+++ Material supplied +++

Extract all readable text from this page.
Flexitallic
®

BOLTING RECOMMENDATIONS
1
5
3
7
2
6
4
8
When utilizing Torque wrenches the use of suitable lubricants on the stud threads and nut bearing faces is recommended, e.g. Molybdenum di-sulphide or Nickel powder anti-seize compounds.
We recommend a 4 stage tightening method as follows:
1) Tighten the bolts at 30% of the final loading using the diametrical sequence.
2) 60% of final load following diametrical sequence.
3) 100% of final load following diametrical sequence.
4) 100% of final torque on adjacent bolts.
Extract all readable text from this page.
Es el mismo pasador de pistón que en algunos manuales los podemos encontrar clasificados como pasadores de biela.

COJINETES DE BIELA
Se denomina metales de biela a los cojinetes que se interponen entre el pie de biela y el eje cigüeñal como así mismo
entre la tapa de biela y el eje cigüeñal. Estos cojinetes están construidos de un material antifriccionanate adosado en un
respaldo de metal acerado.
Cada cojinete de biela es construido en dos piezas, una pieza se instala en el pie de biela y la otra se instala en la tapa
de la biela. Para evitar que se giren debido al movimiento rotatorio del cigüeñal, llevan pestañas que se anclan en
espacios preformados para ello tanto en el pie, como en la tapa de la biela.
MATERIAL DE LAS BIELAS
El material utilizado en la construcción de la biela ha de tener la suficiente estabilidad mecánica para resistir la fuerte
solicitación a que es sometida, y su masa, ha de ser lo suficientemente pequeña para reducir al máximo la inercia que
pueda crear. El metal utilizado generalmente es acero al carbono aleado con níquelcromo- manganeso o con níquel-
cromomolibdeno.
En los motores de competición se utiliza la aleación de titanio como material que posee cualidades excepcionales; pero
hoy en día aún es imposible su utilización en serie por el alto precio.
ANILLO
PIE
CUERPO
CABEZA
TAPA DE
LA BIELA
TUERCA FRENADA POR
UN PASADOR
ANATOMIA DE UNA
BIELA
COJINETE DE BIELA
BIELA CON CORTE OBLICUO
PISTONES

+++
+++ Material supplied +++

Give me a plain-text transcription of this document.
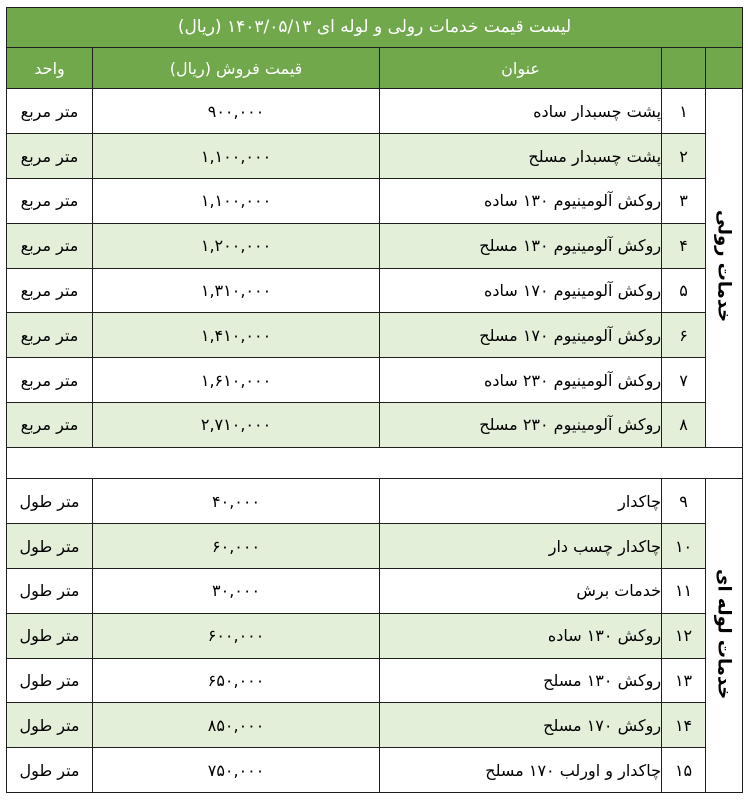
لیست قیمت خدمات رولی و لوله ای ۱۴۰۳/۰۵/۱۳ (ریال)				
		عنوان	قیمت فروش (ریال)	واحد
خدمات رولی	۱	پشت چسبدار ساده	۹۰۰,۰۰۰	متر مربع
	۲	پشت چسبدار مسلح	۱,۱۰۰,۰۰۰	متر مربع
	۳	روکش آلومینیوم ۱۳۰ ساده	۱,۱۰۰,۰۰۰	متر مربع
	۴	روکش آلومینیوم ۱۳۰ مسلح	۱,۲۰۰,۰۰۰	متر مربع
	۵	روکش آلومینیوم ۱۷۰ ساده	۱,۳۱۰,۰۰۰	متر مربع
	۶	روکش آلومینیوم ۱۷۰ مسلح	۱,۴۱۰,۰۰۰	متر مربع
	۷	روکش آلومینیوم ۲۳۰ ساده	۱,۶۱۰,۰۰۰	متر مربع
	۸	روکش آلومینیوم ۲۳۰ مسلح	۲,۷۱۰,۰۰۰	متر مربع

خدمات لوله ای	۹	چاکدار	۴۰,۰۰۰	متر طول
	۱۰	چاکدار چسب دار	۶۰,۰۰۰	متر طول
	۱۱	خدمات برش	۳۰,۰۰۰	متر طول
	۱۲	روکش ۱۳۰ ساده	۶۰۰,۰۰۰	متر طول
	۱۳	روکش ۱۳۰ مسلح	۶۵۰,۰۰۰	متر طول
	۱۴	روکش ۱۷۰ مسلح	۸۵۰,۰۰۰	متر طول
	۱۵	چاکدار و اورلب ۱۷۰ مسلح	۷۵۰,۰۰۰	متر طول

+++

**Directions:**
Copy every line of the listing that contains the word "چسبدار".

**Solution to the exercise:**
خدمات رولی	۱	پشت چسبدار ساده	۹۰۰,۰۰۰	متر مربع
	۲	پشت چسبدار مسلح	۱,۱۰۰,۰۰۰	متر مربع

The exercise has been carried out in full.